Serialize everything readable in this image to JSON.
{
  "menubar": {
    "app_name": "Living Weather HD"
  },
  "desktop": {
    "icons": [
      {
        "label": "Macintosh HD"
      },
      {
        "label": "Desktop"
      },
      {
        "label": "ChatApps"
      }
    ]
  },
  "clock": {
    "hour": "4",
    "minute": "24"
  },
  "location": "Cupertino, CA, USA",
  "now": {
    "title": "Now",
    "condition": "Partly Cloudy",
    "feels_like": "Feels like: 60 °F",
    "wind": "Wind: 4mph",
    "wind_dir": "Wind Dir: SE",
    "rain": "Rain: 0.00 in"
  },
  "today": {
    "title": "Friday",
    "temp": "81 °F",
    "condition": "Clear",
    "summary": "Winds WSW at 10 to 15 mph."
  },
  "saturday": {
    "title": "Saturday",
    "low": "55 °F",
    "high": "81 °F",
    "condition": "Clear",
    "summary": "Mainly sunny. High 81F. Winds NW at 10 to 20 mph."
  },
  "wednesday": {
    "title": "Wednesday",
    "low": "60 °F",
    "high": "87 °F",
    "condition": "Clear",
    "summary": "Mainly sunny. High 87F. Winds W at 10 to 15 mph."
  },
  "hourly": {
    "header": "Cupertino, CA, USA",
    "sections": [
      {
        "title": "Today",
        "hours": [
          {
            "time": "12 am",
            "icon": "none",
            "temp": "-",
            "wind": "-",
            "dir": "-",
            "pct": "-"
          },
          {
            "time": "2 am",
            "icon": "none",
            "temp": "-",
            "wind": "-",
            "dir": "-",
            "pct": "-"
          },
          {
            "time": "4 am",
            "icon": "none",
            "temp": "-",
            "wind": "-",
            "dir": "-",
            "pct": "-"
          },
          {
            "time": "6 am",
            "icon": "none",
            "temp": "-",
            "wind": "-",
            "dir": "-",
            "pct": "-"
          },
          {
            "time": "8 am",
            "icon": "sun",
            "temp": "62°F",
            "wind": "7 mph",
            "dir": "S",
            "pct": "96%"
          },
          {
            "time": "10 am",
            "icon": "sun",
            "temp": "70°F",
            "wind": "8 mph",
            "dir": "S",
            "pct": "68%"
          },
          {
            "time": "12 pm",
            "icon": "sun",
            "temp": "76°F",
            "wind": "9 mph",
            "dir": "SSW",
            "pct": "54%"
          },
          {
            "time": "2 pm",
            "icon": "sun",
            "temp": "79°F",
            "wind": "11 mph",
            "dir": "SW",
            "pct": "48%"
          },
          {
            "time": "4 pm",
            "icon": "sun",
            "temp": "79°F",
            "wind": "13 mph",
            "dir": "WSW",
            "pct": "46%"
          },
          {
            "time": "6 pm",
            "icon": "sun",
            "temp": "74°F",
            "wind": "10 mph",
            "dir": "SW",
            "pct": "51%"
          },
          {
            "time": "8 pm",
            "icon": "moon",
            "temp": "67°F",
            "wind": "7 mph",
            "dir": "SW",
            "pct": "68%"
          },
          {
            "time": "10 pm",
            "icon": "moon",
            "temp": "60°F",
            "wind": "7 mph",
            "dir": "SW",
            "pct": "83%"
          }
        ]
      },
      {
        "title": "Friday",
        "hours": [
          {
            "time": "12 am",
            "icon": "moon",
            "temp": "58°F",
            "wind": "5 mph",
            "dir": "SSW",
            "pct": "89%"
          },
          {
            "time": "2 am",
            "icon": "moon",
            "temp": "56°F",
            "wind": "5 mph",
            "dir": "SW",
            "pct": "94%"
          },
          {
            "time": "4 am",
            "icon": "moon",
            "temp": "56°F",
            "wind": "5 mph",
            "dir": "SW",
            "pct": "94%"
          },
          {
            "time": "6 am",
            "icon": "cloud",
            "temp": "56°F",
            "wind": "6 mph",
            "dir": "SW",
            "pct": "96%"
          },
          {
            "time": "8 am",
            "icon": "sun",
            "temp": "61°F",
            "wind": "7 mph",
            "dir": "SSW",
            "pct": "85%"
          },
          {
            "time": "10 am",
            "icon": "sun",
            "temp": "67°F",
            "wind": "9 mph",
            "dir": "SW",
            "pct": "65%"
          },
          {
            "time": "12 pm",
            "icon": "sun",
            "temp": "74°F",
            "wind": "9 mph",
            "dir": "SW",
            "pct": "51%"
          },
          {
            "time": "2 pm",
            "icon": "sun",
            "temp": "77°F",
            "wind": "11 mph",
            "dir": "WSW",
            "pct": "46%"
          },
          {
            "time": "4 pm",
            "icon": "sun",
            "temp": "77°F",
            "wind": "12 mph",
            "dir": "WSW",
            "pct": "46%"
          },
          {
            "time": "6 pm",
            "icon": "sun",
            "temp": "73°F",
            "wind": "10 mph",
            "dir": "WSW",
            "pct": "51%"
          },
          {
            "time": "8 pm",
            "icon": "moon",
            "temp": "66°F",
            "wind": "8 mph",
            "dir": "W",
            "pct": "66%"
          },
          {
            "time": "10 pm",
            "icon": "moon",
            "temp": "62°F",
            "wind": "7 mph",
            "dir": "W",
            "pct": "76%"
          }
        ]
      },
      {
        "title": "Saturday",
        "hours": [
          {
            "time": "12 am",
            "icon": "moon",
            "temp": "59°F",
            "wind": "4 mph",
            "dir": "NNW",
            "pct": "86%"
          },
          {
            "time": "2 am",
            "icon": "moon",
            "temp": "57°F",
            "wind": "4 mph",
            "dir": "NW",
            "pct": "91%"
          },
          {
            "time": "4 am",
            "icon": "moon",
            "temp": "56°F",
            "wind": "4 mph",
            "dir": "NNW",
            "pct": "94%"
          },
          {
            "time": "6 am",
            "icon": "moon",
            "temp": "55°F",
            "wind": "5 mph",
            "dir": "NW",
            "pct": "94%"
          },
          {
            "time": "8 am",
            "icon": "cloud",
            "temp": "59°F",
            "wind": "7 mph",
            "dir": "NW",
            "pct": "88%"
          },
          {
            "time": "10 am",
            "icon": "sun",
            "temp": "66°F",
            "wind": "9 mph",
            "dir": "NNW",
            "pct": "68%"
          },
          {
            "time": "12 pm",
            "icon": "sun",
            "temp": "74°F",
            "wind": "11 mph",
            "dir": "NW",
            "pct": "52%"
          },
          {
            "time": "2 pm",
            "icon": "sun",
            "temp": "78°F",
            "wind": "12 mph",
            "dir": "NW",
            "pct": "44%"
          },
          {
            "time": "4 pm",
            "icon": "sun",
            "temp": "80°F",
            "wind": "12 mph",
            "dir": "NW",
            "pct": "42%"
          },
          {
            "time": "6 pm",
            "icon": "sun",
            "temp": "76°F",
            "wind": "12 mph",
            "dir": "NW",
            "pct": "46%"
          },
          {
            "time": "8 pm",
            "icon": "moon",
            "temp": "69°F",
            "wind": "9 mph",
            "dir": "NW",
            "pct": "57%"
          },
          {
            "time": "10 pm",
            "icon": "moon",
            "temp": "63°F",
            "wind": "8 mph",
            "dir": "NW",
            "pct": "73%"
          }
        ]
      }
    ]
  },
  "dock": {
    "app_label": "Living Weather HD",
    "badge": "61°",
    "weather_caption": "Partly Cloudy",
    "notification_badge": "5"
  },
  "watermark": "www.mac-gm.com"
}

Task:
Take the entries and copy them out exactly.

Answer to the problem:
Serialize everything readable in this image to JSON.
{
  "menubar": {
    "app_name": "Living Weather HD"
  },
  "desktop": {
    "icons": [
      {
        "label": "Macintosh HD"
      },
      {
        "label": "Desktop"
      },
      {
        "label": "ChatApps"
      }
    ]
  },
  "clock": {
    "hour": "4",
    "minute": "24"
  },
  "location": "Cupertino, CA, USA",
  "now": {
    "title": "Now",
    "condition": "Partly Cloudy",
    "feels_like": "Feels like: 60 °F",
    "wind": "Wind: 4mph",
    "wind_dir": "Wind Dir: SE",
    "rain": "Rain: 0.00 in"
  },
  "today": {
    "title": "Friday",
    "temp": "81 °F",
    "condition": "Clear",
    "summary": "Winds WSW at 10 to 15 mph."
  },
  "saturday": {
    "title": "Saturday",
    "low": "55 °F",
    "high": "81 °F",
    "condition": "Clear",
    "summary": "Mainly sunny. High 81F. Winds NW at 10 to 20 mph."
  },
  "wednesday": {
    "title": "Wednesday",
    "low": "60 °F",
    "high": "87 °F",
    "condition": "Clear",
    "summary": "Mainly sunny. High 87F. Winds W at 10 to 15 mph."
  },
  "hourly": {
    "header": "Cupertino, CA, USA",
    "sections": [
      {
        "title": "Today",
        "hours": [
          {
            "time": "12 am",
            "icon": "none",
            "temp": "-",
            "wind": "-",
            "dir": "-",
            "pct": "-"
          },
          {
            "time": "2 am",
            "icon": "none",
            "temp": "-",
            "wind": "-",
            "dir": "-",
            "pct": "-"
          },
          {
            "time": "4 am",
            "icon": "none",
            "temp": "-",
            "wind": "-",
            "dir": "-",
            "pct": "-"
          },
          {
            "time": "6 am",
            "icon": "none",
            "temp": "-",
            "wind": "-",
            "dir": "-",
            "pct": "-"
          },
          {
            "time": "8 am",
            "icon": "sun",
            "temp": "62°F",
            "wind": "7 mph",
            "dir": "S",
            "pct": "96%"
          },
          {
            "time": "10 am",
            "icon": "sun",
            "temp": "70°F",
            "wind": "8 mph",
            "dir": "S",
            "pct": "68%"
          },
          {
            "time": "12 pm",
            "icon": "sun",
            "temp": "76°F",
            "wind": "9 mph",
            "dir": "SSW",
            "pct": "54%"
          },
          {
            "time": "2 pm",
            "icon": "sun",
            "temp": "79°F",
            "wind": "11 mph",
            "dir": "SW",
            "pct": "48%"
          },
          {
            "time": "4 pm",
            "icon": "sun",
            "temp": "79°F",
            "wind": "13 mph",
            "dir": "WSW",
            "pct": "46%"
          },
          {
            "time": "6 pm",
            "icon": "sun",
            "temp": "74°F",
            "wind": "10 mph",
            "dir": "SW",
            "pct": "51%"
          },
          {
            "time": "8 pm",
            "icon": "moon",
            "temp": "67°F",
            "wind": "7 mph",
            "dir": "SW",
            "pct": "68%"
          },
          {
            "time": "10 pm",
            "icon": "moon",
            "temp": "60°F",
            "wind": "7 mph",
            "dir": "SW",
            "pct": "83%"
          }
        ]
      },
      {
        "title": "Friday",
        "hours": [
          {
            "time": "12 am",
            "icon": "moon",
            "temp": "58°F",
            "wind": "5 mph",
            "dir": "SSW",
            "pct": "89%"
          },
          {
            "time": "2 am",
            "icon": "moon",
            "temp": "56°F",
            "wind": "5 mph",
            "dir": "SW",
            "pct": "94%"
          },
          {
            "time": "4 am",
            "icon": "moon",
            "temp": "56°F",
            "wind": "5 mph",
            "dir": "SW",
            "pct": "94%"
          },
          {
            "time": "6 am",
            "icon": "cloud",
            "temp": "56°F",
            "wind": "6 mph",
            "dir": "SW",
            "pct": "96%"
          },
          {
            "time": "8 am",
            "icon": "sun",
            "temp": "61°F",
            "wind": "7 mph",
            "dir": "SSW",
            "pct": "85%"
          },
          {
            "time": "10 am",
            "icon": "sun",
            "temp": "67°F",
            "wind": "9 mph",
            "dir": "SW",
            "pct": "65%"
          },
          {
            "time": "12 pm",
            "icon": "sun",
            "temp": "74°F",
            "wind": "9 mph",
            "dir": "SW",
            "pct": "51%"
          },
          {
            "time": "2 pm",
            "icon": "sun",
            "temp": "77°F",
            "wind": "11 mph",
            "dir": "WSW",
            "pct": "46%"
          },
          {
            "time": "4 pm",
            "icon": "sun",
            "temp": "77°F",
            "wind": "12 mph",
            "dir": "WSW",
            "pct": "46%"
          },
          {
            "time": "6 pm",
            "icon": "sun",
            "temp": "73°F",
            "wind": "10 mph",
            "dir": "WSW",
            "pct": "51%"
          },
          {
            "time": "8 pm",
            "icon": "moon",
            "temp": "66°F",
            "wind": "8 mph",
            "dir": "W",
            "pct": "66%"
          },
          {
            "time": "10 pm",
            "icon": "moon",
            "temp": "62°F",
            "wind": "7 mph",
            "dir": "W",
            "pct": "76%"
          }
        ]
      },
      {
        "title": "Saturday",
        "hours": [
          {
            "time": "12 am",
            "icon": "moon",
            "temp": "59°F",
            "wind": "4 mph",
            "dir": "NNW",
            "pct": "86%"
          },
          {
            "time": "2 am",
            "icon": "moon",
            "temp": "57°F",
            "wind": "4 mph",
            "dir": "NW",
            "pct": "91%"
          },
          {
            "time": "4 am",
            "icon": "moon",
            "temp": "56°F",
            "wind": "4 mph",
            "dir": "NNW",
            "pct": "94%"
          },
          {
            "time": "6 am",
            "icon": "moon",
            "temp": "55°F",
            "wind": "5 mph",
            "dir": "NW",
            "pct": "94%"
          },
          {
            "time": "8 am",
            "icon": "cloud",
            "temp": "59°F",
            "wind": "7 mph",
            "dir": "NW",
            "pct": "88%"
          },
          {
            "time": "10 am",
            "icon": "sun",
            "temp": "66°F",
            "wind": "9 mph",
            "dir": "NNW",
            "pct": "68%"
          },
          {
            "time": "12 pm",
            "icon": "sun",
            "temp": "74°F",
            "wind": "11 mph",
            "dir": "NW",
            "pct": "52%"
          },
          {
            "time": "2 pm",
            "icon": "sun",
            "temp": "78°F",
            "wind": "12 mph",
            "dir": "NW",
            "pct": "44%"
          },
          {
            "time": "4 pm",
            "icon": "sun",
            "temp": "80°F",
            "wind": "12 mph",
            "dir": "NW",
            "pct": "42%"
          },
          {
            "time": "6 pm",
            "icon": "sun",
            "temp": "76°F",
            "wind": "12 mph",
            "dir": "NW",
            "pct": "46%"
          },
          {
            "time": "8 pm",
            "icon": "moon",
            "temp": "69°F",
            "wind": "9 mph",
            "dir": "NW",
            "pct": "57%"
          },
          {
            "time": "10 pm",
            "icon": "moon",
            "temp": "63°F",
            "wind": "8 mph",
            "dir": "NW",
            "pct": "73%"
          }
        ]
      }
    ]
  },
  "dock": {
    "app_label": "Living Weather HD",
    "badge": "61°",
    "weather_caption": "Partly Cloudy",
    "notification_badge": "5"
  },
  "watermark": "www.mac-gm.com"
}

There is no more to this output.